> **What is needed**:
Wherever "αύξηση" appears in a line, list that line.

(Dataset items)
= = = =

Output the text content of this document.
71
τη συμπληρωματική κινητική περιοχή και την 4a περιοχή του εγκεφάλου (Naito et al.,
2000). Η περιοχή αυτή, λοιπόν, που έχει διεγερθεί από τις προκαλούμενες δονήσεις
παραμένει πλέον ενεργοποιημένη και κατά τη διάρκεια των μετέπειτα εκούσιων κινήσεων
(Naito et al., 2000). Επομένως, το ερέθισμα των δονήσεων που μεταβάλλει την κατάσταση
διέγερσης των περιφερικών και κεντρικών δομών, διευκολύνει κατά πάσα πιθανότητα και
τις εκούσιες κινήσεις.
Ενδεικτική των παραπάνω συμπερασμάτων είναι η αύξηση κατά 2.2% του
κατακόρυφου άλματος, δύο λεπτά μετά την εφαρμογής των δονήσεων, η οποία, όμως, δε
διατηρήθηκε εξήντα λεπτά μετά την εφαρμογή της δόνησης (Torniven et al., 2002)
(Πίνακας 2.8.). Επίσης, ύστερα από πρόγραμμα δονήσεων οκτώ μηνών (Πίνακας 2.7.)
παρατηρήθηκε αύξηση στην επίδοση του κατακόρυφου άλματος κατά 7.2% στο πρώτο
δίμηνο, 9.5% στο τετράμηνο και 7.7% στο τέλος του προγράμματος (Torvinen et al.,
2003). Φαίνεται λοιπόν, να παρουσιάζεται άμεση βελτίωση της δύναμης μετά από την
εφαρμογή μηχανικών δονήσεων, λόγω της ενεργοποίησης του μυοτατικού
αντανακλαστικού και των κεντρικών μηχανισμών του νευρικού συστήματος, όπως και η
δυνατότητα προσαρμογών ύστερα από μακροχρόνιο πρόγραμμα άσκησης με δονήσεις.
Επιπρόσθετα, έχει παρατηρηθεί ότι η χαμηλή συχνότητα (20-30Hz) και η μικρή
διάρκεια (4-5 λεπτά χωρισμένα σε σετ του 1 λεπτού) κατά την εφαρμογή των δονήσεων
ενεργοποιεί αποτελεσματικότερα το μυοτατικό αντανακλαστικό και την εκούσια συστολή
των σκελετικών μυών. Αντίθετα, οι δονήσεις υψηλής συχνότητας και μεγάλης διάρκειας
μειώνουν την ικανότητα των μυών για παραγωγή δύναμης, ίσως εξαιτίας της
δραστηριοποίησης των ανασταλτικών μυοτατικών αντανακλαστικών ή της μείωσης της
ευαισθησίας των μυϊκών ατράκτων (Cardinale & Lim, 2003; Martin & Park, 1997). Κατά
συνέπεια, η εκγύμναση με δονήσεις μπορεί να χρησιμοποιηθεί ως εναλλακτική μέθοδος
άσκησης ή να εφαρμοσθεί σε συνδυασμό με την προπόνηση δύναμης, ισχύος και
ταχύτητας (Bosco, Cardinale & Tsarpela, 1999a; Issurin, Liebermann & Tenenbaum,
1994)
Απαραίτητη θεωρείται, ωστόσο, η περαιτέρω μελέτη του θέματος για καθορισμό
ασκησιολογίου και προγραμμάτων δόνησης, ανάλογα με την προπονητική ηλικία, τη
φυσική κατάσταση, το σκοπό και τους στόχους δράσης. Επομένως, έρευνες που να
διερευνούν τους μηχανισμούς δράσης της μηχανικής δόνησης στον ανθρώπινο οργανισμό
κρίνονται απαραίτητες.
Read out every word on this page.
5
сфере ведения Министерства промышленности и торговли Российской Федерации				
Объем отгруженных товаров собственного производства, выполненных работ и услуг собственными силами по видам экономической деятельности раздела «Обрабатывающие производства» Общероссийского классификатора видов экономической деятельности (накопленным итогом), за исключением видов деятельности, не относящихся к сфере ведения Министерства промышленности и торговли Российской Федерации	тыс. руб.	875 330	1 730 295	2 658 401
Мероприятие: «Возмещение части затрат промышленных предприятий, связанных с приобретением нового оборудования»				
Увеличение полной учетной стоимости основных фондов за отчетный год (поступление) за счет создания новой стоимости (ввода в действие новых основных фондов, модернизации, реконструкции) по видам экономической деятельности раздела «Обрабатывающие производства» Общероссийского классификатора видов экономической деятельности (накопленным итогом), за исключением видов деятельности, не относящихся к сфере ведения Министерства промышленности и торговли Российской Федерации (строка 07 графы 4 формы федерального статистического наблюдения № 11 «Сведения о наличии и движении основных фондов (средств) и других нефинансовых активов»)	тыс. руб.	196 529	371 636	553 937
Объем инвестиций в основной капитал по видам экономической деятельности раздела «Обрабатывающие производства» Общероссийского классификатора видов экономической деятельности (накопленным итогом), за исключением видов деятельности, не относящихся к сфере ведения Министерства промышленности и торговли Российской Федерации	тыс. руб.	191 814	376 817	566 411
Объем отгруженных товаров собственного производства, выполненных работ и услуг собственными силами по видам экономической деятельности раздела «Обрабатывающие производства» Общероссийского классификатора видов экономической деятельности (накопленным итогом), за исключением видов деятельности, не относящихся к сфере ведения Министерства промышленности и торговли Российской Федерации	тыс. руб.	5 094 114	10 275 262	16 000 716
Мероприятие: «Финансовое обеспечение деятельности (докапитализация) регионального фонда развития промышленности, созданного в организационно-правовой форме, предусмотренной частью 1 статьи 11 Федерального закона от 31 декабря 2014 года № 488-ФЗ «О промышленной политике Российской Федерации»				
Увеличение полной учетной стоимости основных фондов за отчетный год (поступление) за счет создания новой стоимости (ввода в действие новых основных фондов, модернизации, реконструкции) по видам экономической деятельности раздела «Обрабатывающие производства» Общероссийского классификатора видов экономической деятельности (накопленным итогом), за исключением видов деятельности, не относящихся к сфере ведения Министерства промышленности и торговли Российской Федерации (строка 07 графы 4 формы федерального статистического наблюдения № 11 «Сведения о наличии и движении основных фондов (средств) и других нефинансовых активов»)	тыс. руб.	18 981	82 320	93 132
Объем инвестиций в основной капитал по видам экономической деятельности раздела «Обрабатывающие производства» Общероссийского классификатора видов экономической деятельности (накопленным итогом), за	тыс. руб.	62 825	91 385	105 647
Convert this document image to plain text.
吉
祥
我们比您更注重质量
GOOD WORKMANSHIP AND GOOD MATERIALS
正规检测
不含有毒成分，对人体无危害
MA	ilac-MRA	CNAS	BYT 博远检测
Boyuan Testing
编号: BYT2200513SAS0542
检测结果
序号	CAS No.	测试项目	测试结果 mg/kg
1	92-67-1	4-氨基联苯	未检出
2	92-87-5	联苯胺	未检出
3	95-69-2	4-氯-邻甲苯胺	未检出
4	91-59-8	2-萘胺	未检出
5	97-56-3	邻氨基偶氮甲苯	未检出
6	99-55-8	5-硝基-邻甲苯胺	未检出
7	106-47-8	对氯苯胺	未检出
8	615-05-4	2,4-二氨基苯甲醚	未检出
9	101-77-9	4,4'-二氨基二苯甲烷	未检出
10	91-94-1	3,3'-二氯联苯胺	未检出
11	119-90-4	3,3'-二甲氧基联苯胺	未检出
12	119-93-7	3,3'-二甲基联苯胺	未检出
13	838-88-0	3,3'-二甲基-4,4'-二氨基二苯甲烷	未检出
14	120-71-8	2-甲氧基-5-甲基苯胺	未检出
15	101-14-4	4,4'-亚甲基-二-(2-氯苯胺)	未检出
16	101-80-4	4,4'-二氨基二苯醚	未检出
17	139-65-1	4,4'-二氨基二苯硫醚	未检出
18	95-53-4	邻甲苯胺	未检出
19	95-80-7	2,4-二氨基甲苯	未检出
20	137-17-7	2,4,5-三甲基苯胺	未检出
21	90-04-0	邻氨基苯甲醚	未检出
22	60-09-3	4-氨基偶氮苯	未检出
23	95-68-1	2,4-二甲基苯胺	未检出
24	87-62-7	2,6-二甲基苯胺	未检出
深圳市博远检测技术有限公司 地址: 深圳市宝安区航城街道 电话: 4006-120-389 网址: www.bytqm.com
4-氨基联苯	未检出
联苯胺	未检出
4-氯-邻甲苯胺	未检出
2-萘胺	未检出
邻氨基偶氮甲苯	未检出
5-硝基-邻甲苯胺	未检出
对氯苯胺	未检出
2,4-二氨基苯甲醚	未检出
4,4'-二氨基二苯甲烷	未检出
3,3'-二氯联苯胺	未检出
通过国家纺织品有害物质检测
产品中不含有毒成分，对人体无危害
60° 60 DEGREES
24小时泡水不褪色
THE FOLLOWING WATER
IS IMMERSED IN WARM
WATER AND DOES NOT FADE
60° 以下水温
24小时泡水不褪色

= = = =

> **Task solution**:
Ενδεικτική των παραπάνω συμπερασμάτων είναι η αύξηση κατά 2.2% του
παρατηρήθηκε αύξηση στην επίδοση του κατακόρυφου άλματος κατά 7.2% στο πρώτο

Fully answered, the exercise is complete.